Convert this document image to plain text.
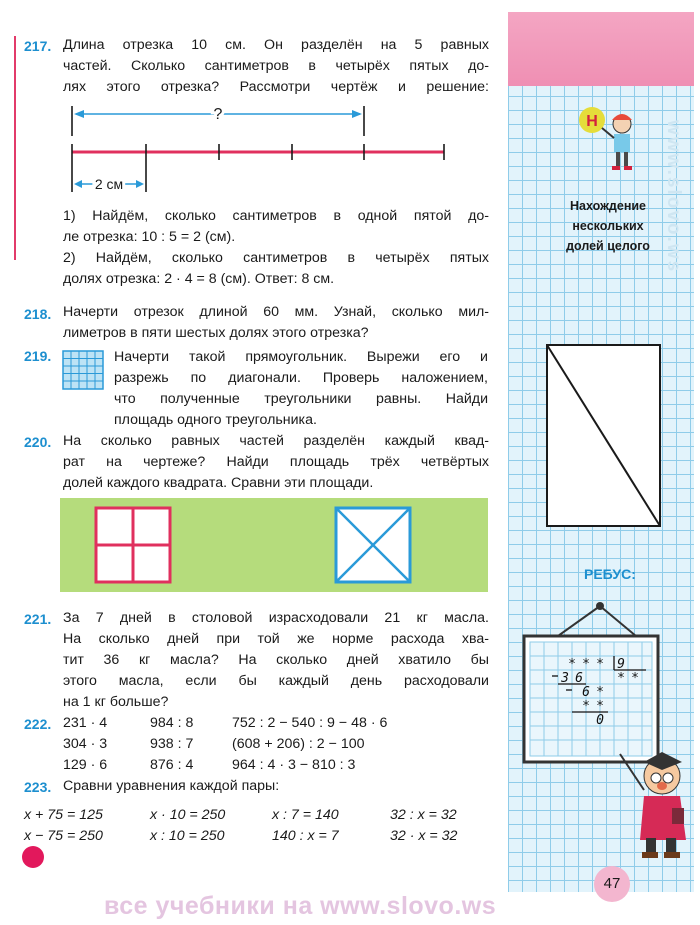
www.slovo.ws
Н
Нахождение
нескольких
долей целого
РЕБУС:
* * * 9
3 6	* *
6 *
* *
0
47
217. Длина отрезка 10 см. Он разделён на 5 равных
частей. Сколько сантиметров в четырёх пятых до-
лях этого отрезка? Рассмотри чертёж и решение:
?
2 см
1) Найдём, сколько сантиметров в одной пятой до-
ле отрезка: 10 : 5 = 2 (см).
2) Найдём, сколько сантиметров в четырёх пятых
долях отрезка: 2 · 4 = 8 (см). Ответ: 8 см.
218. Начерти отрезок длиной 60 мм. Узнай, сколько мил-
лиметров в пяти шестых долях этого отрезка?
219.	Начерти такой прямоугольник. Вырежи его и
разрежь по диагонали. Проверь наложением,
что полученные треугольники равны. Найди
площадь одного треугольника.
220. На сколько равных частей разделён каждый квад-
рат на чертеже? Найди площадь трёх четвёртых
долей каждого квадрата. Сравни эти площади.
221. За 7 дней в столовой израсходовали 21 кг масла.
На сколько дней при той же норме расхода хва-
тит 36 кг масла? На сколько дней хватило бы
этого масла, если бы каждый день расходовали
на 1 кг больше?
222. 231 · 4
304 · 3
129 · 6
984 : 8
938 : 7
876 : 4
752 : 2 − 540 : 9 − 48 · 6
(608 + 206) : 2 − 100
964 : 4 · 3 − 810 : 3
223. Сравни уравнения каждой пары:
x + 75 = 125
x − 75 = 250
x · 10 = 250
x : 10 = 250
x : 7 = 140
140 : x = 7
32 : x = 32
32 · x = 32
все учебники на www.slovo.ws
# # # #
Work instructions -
In the entries above, some lines may contain the string "пятых"; report how many, without additional comment.

Result of the task -
2